Sebutkan semua nama orang yang muncul dalam kutipan sumber tentang hadirnya para intelektual.

====== Kutipan Sumber ======

HADIRNYA PARA INTELEKTUAL TAK BERMORAL ATAU KEBERANIAN LIAR

Bagikan ke :

Hadirnya manusia-manusia pintar sejenis Rocky Gerung, Said didu, Prof. Rafly Harun dan yang lainnya, sebenarnya bisa dikatagorikan terlambat. Sebab dimasa reformasi semacam ini, seharusnya hadir sosok-sosok yang justru memiliki kemampuan untuk mengelaborasi dan mengkolaborasikan elemen bangsa yang selama ini terpecah belah pasca rezim otoriter Soeharto berkuasa selama 32 tahun lamanya. Di masa kekuasaan selama itu, banyak komponen dari strata politik yang dibungkam bahkan tak sedikit dibekukan, termasuk ladang pers yang menjadi kata dan telinga atas upaya rakyat dalam meraih informasi publik, oleh karena sikap penguasa dimasa itu selalu berfokus tentang bagaimana mengamankan kelanggengan atas berlangsungnya kekuasaannya secara terus menerus dimana rakyat menjadi objek yang diawasi secara kompleks.

====== Bahan Hasil Ekstraksi ======

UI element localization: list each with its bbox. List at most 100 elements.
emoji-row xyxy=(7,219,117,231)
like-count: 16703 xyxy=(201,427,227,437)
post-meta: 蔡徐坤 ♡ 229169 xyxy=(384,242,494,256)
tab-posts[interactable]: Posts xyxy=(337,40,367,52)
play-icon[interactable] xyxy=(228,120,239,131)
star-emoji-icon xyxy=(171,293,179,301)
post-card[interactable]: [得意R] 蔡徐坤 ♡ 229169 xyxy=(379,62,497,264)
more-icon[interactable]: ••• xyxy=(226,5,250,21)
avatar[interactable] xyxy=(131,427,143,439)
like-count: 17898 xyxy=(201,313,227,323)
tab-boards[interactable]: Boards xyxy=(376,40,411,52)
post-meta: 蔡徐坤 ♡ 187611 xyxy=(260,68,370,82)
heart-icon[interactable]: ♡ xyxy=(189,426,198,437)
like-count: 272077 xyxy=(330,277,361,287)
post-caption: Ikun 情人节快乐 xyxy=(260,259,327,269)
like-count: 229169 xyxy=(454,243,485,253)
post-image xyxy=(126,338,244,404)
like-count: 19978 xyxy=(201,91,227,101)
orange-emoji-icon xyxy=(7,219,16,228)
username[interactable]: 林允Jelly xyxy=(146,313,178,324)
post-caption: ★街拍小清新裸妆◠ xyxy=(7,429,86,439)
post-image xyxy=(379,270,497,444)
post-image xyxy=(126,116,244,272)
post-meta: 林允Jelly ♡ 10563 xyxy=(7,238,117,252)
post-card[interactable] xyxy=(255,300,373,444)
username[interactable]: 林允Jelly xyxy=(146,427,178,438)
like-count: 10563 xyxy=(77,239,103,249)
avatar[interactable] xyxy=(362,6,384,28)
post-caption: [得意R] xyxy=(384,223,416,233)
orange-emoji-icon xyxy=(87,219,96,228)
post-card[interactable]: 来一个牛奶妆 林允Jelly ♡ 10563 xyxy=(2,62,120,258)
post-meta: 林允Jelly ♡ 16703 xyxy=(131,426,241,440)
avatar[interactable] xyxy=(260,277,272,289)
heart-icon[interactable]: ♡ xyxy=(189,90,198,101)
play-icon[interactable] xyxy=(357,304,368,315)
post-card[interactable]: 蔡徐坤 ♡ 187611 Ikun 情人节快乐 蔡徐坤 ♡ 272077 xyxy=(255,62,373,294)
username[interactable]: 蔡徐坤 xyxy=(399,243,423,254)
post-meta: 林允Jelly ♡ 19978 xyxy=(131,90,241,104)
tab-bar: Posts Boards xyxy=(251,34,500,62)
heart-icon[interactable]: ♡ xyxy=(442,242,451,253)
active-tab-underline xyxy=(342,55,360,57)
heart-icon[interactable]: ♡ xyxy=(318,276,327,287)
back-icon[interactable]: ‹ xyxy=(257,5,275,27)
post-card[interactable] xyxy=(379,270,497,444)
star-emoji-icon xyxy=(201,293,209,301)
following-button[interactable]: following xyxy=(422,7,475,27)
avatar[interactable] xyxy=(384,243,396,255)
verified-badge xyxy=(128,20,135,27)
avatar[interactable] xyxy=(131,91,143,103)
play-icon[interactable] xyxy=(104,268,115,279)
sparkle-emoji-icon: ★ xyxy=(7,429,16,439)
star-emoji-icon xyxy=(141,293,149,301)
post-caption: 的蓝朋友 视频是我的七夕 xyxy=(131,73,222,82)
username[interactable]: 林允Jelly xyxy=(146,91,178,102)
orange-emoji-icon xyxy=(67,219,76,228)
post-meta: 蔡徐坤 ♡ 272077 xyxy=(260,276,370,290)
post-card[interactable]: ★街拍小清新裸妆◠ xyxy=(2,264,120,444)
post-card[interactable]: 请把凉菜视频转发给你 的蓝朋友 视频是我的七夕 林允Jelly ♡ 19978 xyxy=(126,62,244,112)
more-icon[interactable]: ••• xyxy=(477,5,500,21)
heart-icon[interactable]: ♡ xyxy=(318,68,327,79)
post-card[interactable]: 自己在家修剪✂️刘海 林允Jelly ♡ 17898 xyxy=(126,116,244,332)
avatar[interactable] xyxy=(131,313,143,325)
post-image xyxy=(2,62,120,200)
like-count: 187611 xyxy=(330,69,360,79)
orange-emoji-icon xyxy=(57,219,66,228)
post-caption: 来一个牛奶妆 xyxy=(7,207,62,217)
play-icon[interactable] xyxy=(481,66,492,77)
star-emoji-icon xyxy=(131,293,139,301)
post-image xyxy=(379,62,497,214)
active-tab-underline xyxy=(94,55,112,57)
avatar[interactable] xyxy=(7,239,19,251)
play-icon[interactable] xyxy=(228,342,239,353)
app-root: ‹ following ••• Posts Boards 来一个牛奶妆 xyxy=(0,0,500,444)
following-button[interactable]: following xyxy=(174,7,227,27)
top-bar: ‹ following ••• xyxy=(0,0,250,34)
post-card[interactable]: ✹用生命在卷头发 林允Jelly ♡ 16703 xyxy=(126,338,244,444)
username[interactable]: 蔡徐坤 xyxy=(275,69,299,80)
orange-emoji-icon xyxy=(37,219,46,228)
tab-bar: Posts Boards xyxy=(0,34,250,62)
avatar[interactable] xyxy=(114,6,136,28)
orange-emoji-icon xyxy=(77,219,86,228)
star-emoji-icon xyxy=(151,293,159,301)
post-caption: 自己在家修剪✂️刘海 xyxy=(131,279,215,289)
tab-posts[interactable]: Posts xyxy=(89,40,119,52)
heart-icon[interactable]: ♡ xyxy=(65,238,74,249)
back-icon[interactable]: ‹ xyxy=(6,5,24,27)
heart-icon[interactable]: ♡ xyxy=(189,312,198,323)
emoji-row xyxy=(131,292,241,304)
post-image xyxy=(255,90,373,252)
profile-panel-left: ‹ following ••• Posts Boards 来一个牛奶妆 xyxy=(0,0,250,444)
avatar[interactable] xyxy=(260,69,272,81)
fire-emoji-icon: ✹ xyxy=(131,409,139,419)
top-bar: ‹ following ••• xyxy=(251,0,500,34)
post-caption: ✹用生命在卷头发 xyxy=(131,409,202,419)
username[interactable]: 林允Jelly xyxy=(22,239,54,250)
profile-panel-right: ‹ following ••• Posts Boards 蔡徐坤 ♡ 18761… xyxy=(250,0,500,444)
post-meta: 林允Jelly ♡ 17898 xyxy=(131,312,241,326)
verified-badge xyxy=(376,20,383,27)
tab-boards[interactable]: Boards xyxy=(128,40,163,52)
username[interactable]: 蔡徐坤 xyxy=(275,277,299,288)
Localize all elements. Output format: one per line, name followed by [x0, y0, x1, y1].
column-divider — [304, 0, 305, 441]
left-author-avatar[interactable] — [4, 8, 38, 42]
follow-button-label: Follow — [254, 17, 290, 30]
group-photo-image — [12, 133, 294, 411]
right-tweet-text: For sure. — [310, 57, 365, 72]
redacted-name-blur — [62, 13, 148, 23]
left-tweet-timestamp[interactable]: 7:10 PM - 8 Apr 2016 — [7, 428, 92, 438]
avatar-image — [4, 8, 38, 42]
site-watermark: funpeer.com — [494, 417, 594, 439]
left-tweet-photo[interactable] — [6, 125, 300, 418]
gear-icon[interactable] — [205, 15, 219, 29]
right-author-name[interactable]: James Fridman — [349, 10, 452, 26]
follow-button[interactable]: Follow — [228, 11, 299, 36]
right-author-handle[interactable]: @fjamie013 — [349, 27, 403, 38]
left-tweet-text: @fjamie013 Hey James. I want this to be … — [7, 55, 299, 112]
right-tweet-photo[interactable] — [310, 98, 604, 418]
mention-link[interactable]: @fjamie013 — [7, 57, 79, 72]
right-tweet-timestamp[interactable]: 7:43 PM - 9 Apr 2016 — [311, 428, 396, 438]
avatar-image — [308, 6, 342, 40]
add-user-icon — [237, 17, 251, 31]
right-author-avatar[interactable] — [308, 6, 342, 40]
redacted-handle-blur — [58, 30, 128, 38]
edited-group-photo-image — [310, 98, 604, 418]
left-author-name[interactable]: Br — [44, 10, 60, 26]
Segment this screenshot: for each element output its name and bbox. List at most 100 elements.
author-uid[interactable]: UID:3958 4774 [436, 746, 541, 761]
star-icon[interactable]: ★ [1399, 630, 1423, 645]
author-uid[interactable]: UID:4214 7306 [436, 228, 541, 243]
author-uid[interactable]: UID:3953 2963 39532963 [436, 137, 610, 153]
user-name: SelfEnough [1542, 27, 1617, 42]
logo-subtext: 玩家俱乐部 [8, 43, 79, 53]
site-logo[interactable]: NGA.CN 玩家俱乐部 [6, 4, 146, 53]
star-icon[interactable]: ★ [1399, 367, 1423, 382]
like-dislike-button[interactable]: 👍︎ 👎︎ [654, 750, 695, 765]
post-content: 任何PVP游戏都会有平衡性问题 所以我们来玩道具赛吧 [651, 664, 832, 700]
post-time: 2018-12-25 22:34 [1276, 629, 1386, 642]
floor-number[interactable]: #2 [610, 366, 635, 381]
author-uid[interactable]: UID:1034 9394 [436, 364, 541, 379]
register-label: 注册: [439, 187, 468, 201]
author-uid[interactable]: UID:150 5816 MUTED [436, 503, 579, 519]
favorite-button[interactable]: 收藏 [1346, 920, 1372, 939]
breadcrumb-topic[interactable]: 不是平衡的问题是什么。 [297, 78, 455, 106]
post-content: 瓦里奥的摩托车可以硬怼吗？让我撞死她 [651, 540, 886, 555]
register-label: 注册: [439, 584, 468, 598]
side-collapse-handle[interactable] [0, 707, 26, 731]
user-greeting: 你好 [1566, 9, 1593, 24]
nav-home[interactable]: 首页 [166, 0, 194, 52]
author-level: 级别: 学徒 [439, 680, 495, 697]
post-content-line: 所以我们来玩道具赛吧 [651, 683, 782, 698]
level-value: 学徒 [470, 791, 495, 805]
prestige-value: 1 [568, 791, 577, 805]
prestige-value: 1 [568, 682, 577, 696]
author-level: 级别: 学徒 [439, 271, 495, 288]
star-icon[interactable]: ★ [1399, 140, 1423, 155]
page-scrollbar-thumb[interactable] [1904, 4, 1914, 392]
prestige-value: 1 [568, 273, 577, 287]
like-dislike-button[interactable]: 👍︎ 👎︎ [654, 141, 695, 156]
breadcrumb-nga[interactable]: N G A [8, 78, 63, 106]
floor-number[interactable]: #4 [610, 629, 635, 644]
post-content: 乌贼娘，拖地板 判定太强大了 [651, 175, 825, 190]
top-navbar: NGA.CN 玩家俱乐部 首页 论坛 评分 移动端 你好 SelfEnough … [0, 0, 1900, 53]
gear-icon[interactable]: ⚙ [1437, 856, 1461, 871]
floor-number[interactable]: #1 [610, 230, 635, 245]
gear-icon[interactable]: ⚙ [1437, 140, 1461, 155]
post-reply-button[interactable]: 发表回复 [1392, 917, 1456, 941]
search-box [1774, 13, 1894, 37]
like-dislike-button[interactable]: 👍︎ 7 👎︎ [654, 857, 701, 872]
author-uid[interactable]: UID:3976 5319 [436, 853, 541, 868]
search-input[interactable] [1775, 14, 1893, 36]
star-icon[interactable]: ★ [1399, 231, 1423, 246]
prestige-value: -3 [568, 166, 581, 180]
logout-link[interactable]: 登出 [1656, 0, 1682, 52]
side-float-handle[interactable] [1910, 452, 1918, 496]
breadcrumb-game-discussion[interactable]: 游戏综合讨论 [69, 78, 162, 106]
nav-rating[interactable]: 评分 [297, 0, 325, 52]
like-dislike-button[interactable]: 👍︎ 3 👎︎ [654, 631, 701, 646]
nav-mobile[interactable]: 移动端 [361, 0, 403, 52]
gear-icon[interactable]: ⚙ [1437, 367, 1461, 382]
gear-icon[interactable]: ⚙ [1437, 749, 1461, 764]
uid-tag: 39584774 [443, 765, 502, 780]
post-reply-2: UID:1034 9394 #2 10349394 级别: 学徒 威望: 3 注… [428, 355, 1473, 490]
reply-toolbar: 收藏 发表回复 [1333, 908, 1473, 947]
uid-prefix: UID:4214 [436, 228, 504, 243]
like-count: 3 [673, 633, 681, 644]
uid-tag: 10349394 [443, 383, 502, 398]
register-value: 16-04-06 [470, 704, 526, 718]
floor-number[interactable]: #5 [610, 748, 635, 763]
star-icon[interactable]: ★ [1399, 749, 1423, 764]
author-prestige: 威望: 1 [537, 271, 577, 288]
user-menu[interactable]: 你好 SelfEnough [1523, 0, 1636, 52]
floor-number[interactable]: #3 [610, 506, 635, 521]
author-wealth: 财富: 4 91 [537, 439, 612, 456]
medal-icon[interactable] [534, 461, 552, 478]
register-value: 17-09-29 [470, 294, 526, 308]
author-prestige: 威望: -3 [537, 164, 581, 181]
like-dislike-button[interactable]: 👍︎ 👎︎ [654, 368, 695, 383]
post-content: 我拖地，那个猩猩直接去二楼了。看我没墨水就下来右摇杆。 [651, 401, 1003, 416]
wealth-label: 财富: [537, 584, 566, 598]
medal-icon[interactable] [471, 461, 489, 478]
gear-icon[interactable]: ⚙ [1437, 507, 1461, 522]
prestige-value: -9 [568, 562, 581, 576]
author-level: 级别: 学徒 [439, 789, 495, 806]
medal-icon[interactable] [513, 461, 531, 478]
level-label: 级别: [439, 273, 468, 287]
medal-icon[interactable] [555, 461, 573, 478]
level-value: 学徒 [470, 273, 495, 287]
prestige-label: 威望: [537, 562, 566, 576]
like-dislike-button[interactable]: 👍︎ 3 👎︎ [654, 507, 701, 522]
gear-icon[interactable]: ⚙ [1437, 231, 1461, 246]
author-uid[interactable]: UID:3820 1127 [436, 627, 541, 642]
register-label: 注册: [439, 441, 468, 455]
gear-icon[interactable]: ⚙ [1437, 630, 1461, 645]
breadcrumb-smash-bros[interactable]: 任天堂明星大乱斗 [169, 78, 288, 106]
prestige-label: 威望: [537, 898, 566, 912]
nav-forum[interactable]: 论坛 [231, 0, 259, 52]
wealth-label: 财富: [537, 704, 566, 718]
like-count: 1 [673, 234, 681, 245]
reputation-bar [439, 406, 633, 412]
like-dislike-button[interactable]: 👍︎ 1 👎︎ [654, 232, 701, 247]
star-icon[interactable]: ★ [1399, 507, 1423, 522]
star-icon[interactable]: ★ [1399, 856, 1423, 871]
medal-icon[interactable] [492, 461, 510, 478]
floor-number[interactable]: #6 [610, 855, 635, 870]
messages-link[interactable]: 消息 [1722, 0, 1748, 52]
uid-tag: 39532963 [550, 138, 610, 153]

======

=== Jawaban ===
Rocky Gerung, Said didu, Prof. Rafly Harun, Soeharto